> **Testo fornito**
==*==

Fisco record: il 16 dicembre incasserà 37 miliardi da imprese e famiglie

È già Natale per il Fisco il 16 dicembre

È già Natale per il Fisco il 16 dicembre

VENEZIA – Ammonta a 37,2 miliardi di euro il gettito fiscale che lo Stato incasserà entro il prossimo mercoledì 16 dicembre, tra ritenute Irpef, Imu, Iva, Tasi, Tari e annessi.

Lo segnala l’Ufficio Studi della Cgia di Mestre, secondo il quale l’importo più alto da pagare al Fisco saranno le ritenute Irpef dei dipendenti e dei collaboratori che ammonterà a 13 miliardi di euro. Molto significativo anche il prelievo dell’Imu sugli immobili strumentali e sulle seconde/terze case: complessivamente l’erario e i Comuni incasseranno 9,6 miliardi. Dal versamento dell’Iva riferito al mese di novembre, le imprese e i lavoratori autonomi che pagano questa imposta con cadenza mensile dovranno versare al fisco 9,1 miliardi di euro. Tra Tasi e Tari, i Comuni incasseranno rispettivamente 2,3 e 1,8 miliardi di euro. Le ritenute Irpef dei lavoratori autonomi, invece, garantiranno 1 miliardo di gettito, mentre l’imposta sostitutiva della rivalutazione del Tfr farà confluire nelle casse dell’erario 231 milioni di euro. Infine, le ritenute dei bonifici per le detrazioni Irpef daranno luogo ad un gettito di 162 milioni di euro.

«In linea di massima – dice Paolo Zabeo coordinatore Ufficio Studi della Cgia – le imprese, i lavoratori autonomi e i dipendenti subiranno un prelievo di 20,3 miliardi. Tra Iva, Imu, Tasi e Tari, invece, le famiglie saranno chiamate a versare direttamente, o attraverso le imprese come nel caso dell’imposta sul valore aggiunto, 16,9 miliardi di euro».

«Il peso fiscale in capo alle nostre imprese – conclude Zabeo – ha raggiunto livelli non riscontrabili nel resto d’ Europa. Nonostante la giustizia sia poco efficiente, il credito venga concesso con il contagocce, la burocrazia abbia raggiunto soglie ormai insopportabili, la Pubblica amministrazione si confermi la peggiore pagatrice d’Europa e il sistema logistico-infrastrutturale registri dei ritardi spaventosi, lo sforzo fiscale richiesto alle nostre imprese è al top».

Le aziende italiane, infatti, pagano la bellezza di 110,4 miliardi di tasse all’anno. In Ue (secondo gli ultimi dati riferiti al 2012) solo le aziende tedesche versano in termini assoluti più delle nostre (121 miliardi), anche se va ricordato che la Germania conta oltre 80 milioni di abitanti: 20 più dell’Italia.

==*==

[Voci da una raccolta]
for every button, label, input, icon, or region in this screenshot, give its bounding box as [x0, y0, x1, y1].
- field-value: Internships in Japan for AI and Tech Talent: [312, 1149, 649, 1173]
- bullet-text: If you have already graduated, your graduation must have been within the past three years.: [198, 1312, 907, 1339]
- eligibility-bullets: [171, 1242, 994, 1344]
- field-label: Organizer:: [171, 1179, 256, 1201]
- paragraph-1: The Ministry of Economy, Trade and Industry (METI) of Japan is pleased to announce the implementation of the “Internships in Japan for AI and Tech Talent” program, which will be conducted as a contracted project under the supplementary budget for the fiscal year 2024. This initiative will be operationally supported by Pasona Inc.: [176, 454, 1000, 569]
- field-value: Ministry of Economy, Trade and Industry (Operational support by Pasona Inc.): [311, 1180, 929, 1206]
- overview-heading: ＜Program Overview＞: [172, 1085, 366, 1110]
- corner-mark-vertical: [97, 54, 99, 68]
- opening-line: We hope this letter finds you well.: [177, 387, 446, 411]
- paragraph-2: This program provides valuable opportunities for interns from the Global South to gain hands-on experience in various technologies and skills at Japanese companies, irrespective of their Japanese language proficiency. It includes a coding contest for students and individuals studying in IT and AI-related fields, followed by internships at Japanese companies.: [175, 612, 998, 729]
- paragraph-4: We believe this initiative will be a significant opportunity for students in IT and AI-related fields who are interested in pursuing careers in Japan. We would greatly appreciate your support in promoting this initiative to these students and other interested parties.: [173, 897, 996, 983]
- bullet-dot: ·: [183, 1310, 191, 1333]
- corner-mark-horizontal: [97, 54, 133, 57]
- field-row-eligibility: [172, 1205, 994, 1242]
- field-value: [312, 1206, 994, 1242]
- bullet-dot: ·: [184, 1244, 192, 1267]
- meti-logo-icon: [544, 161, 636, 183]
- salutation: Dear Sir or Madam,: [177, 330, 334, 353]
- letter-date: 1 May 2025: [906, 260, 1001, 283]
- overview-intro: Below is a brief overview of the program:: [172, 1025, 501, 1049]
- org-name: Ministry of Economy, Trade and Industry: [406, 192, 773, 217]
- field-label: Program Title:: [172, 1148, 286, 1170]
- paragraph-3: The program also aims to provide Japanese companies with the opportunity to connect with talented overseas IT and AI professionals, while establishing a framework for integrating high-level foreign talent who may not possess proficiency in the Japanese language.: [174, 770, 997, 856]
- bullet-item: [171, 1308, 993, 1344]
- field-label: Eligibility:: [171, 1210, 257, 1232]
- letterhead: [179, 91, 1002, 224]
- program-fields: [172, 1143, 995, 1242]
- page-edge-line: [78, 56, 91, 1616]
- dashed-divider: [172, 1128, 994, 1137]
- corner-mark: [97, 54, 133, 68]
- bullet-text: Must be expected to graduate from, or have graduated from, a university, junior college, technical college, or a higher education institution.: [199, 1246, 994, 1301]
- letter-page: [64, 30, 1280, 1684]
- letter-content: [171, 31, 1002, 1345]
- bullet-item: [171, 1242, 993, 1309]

==*==

> **Consegna**
Nel testo sul Fisco, elenca tutti i problemi che Zabeo nomina nella frase che comincia con «Nonostante la giustizia».

> **Risultato**
- la giustizia è poco efficiente
- il credito viene concesso con il contagocce
- la burocrazia ha raggiunto soglie ormai insopportabili
- la Pubblica amministrazione si conferma la peggiore pagatrice d'Europa
- il sistema logistico-infrastrutturale registra dei ritardi spaventosi